Prompt: Check each line of the material. Copy those containing "text".

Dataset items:

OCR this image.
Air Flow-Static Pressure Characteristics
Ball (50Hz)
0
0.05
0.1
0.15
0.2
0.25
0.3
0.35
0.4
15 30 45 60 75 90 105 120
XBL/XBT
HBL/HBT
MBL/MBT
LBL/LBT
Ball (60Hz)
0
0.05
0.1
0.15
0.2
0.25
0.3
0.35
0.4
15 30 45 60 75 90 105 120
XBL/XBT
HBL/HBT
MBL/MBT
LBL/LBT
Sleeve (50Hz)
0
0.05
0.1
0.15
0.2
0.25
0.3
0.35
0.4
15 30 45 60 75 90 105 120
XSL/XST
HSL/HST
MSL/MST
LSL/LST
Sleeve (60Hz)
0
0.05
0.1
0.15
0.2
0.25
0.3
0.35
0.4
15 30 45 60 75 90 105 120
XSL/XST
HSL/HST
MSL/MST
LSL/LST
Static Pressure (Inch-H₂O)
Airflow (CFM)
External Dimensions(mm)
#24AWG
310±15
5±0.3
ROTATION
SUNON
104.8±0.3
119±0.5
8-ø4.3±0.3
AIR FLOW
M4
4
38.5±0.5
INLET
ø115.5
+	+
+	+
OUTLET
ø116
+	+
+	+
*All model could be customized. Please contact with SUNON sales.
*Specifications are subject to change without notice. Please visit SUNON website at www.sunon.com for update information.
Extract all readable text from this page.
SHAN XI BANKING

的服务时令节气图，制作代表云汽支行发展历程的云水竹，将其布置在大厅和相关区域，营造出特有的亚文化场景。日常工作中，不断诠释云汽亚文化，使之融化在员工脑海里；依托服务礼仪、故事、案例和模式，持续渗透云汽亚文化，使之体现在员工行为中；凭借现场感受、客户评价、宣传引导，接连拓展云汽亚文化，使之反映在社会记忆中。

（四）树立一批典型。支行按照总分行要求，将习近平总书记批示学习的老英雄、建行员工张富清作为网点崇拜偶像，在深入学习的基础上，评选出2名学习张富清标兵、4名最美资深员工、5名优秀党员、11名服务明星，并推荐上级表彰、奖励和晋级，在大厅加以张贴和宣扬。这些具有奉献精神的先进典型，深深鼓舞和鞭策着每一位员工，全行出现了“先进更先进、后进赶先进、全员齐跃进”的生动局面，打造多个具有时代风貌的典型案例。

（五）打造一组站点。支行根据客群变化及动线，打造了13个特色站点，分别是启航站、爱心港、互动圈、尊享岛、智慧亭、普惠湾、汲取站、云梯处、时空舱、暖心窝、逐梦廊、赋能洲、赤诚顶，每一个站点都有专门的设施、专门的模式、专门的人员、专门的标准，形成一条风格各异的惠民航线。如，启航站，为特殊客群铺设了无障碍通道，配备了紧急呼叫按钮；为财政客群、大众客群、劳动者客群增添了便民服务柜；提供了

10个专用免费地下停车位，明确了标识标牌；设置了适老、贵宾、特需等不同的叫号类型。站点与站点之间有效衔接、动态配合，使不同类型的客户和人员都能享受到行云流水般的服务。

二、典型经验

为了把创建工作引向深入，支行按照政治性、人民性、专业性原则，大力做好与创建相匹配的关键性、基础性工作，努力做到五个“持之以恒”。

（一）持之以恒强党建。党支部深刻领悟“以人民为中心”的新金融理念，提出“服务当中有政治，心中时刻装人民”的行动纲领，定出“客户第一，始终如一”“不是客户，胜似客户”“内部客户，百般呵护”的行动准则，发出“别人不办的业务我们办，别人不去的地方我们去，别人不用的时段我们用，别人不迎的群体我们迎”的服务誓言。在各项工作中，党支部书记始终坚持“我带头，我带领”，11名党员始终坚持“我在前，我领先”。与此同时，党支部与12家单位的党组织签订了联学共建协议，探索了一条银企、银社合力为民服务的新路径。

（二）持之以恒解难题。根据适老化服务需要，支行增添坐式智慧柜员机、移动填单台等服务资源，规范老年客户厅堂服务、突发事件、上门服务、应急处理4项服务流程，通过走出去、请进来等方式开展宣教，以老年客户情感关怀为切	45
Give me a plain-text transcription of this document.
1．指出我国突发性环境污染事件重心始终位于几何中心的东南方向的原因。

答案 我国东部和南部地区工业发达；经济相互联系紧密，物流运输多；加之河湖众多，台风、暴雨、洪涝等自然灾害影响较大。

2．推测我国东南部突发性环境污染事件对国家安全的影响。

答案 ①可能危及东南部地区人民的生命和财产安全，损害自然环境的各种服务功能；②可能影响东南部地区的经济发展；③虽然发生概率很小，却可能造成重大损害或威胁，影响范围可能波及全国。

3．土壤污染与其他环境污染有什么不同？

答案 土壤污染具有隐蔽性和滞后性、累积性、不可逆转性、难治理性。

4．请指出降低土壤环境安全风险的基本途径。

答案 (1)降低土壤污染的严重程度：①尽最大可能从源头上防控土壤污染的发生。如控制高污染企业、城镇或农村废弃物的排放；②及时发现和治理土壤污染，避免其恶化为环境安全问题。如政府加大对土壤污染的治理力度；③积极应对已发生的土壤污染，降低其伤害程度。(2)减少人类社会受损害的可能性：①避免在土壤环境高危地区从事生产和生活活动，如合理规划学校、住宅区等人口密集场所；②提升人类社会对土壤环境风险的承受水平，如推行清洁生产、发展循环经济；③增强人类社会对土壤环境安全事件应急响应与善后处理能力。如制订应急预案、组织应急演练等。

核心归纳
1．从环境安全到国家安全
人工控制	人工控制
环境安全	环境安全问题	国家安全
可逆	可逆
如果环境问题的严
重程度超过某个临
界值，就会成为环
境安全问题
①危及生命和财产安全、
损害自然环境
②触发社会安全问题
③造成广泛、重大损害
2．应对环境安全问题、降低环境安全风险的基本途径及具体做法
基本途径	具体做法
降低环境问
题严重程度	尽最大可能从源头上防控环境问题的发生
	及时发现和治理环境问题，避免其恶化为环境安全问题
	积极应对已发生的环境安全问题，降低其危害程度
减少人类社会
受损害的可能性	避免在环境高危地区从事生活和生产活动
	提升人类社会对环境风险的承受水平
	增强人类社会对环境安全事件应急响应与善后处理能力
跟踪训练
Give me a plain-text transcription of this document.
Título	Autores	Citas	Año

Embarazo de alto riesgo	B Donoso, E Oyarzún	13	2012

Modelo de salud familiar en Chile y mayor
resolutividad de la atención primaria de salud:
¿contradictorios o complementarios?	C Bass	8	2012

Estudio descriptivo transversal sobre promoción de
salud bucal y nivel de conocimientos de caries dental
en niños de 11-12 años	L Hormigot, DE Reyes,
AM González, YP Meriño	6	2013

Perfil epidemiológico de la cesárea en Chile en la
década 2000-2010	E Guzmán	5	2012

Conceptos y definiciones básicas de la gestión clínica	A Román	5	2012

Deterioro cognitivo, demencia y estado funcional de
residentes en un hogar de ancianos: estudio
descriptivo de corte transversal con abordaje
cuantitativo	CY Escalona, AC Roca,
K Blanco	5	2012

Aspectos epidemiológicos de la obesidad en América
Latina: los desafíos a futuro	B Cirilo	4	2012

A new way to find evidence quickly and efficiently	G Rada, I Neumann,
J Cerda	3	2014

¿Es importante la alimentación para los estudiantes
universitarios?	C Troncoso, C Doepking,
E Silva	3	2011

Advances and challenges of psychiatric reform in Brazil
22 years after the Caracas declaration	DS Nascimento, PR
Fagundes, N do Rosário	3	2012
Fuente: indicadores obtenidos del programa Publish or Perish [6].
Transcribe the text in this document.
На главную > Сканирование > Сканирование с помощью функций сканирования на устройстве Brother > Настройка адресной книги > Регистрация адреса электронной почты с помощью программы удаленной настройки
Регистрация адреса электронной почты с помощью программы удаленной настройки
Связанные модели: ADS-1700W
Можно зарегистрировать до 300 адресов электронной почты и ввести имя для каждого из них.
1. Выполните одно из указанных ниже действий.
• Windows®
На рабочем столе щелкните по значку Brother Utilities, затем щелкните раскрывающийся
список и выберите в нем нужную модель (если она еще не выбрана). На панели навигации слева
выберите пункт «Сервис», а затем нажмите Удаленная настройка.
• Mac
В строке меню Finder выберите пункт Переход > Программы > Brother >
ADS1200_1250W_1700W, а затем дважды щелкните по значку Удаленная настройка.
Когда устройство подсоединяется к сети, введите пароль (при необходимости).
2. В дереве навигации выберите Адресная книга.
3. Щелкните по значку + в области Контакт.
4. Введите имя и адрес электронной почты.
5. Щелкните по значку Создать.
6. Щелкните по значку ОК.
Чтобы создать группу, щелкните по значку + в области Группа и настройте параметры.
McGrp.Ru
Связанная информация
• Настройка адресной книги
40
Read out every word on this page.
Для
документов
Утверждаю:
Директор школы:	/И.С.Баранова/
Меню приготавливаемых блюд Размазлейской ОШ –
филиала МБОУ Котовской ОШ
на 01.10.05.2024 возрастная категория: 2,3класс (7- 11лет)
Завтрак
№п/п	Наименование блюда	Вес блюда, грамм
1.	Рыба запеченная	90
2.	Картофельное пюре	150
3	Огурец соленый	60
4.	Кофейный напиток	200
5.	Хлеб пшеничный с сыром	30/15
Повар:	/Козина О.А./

Response:
Extract all readable text from this page.
Give me a plain-text transcription of this document.
Give me a plain-text transcription of this document.
Transcribe the text in this document.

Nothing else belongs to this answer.